Task
Please copy the rows word for word, starting at the first row and ending with the row that contains "nav-item-senate-races[interactable]: Senate Races", including that row.

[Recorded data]
'''
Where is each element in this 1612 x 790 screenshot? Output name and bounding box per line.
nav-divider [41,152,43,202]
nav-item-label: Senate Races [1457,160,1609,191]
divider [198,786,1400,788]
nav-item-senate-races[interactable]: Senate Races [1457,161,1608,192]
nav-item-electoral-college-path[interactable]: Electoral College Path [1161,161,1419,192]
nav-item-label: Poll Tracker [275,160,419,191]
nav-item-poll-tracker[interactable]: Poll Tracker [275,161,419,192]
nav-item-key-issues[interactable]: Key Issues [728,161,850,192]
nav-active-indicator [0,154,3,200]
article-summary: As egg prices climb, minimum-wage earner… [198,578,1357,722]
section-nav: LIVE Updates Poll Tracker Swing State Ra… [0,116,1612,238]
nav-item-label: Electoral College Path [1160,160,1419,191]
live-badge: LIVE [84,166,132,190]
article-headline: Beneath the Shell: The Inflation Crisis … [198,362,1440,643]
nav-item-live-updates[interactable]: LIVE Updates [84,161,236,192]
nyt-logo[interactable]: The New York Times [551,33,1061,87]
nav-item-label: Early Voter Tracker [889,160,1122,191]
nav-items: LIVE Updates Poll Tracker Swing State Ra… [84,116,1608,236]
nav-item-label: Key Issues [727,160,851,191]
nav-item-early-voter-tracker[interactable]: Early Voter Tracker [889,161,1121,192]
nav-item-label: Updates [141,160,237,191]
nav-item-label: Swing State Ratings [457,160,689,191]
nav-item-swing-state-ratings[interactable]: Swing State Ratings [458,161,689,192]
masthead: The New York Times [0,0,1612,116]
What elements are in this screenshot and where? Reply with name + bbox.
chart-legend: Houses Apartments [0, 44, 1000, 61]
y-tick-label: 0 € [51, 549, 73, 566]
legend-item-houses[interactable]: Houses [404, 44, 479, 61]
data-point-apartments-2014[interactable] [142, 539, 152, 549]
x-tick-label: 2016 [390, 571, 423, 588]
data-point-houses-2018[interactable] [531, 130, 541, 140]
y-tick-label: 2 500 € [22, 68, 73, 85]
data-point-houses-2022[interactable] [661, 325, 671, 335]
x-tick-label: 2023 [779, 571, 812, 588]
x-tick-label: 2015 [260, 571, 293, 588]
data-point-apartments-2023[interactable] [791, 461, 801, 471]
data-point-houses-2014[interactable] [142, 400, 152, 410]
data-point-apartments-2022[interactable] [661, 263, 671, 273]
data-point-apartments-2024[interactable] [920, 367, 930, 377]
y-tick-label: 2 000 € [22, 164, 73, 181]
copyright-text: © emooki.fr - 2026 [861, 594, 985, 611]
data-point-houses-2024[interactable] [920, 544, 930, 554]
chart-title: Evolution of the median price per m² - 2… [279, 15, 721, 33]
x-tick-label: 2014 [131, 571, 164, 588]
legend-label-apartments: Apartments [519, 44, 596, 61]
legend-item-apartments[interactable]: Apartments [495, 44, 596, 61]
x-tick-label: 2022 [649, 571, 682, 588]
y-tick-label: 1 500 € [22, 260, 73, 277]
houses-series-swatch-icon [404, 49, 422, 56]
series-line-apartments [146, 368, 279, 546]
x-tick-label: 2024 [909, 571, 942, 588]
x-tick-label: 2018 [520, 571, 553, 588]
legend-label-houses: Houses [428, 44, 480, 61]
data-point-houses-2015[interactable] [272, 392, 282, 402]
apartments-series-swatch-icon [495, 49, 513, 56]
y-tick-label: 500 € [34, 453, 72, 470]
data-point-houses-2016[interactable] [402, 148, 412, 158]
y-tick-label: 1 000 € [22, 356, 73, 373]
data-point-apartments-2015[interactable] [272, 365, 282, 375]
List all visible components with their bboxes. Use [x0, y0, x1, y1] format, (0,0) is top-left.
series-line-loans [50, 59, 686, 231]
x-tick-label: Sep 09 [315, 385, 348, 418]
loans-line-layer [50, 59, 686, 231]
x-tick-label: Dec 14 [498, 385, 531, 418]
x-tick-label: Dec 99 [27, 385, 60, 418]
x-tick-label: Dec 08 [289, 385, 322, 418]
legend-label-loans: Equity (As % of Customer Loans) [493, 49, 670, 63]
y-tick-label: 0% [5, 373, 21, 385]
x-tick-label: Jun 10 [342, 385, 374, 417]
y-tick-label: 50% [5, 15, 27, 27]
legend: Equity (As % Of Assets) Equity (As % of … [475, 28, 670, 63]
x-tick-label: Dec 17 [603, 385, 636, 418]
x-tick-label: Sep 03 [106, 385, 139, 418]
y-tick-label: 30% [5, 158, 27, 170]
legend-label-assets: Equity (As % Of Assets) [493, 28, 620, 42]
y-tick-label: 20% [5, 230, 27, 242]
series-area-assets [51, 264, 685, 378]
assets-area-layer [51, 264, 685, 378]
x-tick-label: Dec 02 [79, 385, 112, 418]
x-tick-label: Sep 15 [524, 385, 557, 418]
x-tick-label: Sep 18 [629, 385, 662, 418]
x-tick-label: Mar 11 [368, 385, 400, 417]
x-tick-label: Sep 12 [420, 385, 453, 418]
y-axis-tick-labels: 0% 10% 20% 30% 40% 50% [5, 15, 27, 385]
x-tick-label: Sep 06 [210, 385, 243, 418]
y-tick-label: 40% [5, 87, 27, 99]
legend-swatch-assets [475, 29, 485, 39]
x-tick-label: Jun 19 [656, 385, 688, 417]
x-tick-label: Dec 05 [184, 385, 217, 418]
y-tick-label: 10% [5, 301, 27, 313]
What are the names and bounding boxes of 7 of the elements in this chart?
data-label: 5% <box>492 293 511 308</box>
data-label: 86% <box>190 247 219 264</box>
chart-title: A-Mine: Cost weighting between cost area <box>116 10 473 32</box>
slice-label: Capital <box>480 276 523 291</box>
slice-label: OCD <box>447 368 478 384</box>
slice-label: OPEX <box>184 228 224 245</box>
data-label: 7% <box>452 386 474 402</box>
'''
Output of the exercise
Where is each element in this 1612 x 790 screenshot? Output name and bounding box per line.
nav-divider [41,152,43,202]
nav-item-label: Senate Races [1457,160,1609,191]
divider [198,786,1400,788]
nav-item-senate-races[interactable]: Senate Races [1457,161,1608,192]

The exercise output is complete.